- _What is required_
Scan the records for the string "linked"; copy each line where it occurs.

** START Data for this task **

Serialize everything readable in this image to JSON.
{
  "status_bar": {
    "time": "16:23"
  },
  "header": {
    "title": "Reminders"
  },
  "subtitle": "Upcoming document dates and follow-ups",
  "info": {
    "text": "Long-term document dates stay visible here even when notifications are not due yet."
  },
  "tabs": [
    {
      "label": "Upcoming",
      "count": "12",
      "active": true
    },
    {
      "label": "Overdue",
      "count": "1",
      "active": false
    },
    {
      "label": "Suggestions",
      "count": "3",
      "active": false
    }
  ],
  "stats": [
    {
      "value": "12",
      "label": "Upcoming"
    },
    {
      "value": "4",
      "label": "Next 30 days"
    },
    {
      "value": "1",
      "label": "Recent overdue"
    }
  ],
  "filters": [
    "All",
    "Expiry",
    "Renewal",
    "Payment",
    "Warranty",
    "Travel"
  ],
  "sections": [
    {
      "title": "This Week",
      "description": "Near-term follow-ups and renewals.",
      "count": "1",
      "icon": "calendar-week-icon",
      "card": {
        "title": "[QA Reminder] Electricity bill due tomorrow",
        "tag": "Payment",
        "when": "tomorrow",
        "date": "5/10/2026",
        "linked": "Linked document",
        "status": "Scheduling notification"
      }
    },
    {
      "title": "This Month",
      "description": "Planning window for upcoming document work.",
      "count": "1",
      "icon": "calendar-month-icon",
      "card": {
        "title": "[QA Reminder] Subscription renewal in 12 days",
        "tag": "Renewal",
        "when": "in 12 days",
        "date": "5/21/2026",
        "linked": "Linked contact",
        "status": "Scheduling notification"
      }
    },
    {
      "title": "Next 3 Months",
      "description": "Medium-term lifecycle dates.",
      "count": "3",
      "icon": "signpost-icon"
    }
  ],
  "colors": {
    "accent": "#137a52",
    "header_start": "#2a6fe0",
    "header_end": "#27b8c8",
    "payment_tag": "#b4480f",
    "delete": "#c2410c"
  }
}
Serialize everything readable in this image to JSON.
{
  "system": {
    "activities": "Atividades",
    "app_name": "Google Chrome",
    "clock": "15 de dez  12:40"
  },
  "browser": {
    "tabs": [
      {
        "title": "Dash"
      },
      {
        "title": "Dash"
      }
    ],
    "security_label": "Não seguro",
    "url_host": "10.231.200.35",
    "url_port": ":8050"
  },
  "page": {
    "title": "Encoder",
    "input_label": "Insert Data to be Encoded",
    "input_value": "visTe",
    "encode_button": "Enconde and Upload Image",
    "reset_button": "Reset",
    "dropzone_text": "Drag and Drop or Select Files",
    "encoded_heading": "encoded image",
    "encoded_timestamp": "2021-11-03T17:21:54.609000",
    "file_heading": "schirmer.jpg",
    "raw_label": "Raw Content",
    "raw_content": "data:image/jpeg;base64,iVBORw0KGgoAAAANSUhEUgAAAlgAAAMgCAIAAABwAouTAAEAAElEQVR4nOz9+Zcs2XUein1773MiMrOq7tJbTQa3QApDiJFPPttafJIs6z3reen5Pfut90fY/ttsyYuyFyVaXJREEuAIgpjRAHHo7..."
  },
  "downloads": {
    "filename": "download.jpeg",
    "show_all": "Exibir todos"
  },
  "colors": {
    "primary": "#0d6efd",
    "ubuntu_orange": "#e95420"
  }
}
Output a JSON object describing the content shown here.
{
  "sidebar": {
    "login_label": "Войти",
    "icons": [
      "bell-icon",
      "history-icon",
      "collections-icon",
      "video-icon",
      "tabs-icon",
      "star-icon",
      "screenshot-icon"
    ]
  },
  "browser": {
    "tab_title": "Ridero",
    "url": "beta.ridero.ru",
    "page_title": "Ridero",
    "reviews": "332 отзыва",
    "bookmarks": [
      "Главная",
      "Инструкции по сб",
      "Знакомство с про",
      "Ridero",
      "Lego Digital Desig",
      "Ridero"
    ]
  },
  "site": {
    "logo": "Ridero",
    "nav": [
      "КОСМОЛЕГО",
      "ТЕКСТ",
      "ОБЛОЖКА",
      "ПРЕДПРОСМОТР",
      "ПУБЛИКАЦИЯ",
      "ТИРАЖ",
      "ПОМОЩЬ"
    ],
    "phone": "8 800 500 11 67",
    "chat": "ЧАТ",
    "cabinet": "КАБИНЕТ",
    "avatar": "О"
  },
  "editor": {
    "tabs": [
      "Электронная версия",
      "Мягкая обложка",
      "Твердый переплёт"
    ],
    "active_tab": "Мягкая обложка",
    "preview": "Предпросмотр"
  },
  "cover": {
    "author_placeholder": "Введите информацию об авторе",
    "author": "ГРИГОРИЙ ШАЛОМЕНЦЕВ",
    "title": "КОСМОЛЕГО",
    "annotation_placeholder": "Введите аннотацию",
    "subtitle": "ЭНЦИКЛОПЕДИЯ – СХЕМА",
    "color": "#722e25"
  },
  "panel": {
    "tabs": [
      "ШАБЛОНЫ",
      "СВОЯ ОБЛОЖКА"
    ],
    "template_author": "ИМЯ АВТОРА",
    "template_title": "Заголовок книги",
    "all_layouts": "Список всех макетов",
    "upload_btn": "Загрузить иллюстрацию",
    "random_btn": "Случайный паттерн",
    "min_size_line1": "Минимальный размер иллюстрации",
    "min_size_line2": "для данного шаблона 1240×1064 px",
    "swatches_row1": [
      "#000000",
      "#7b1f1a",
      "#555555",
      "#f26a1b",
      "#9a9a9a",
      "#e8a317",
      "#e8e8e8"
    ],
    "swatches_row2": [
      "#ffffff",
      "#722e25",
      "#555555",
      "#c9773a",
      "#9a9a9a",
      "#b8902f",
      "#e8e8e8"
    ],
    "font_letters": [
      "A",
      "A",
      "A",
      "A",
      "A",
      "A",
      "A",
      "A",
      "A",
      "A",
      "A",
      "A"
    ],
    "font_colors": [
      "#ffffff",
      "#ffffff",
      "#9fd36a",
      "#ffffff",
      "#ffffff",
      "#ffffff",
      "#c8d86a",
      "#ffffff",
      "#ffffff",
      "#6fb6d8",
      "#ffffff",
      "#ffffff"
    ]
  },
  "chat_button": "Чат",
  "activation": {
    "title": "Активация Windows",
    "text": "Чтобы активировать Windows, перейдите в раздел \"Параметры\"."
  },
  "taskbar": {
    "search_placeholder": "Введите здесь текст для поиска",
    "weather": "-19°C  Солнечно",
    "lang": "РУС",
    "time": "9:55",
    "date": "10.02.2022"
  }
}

** END Data for this task **

- _Problem solution_
        "linked": "Linked document",
        "linked": "Linked contact",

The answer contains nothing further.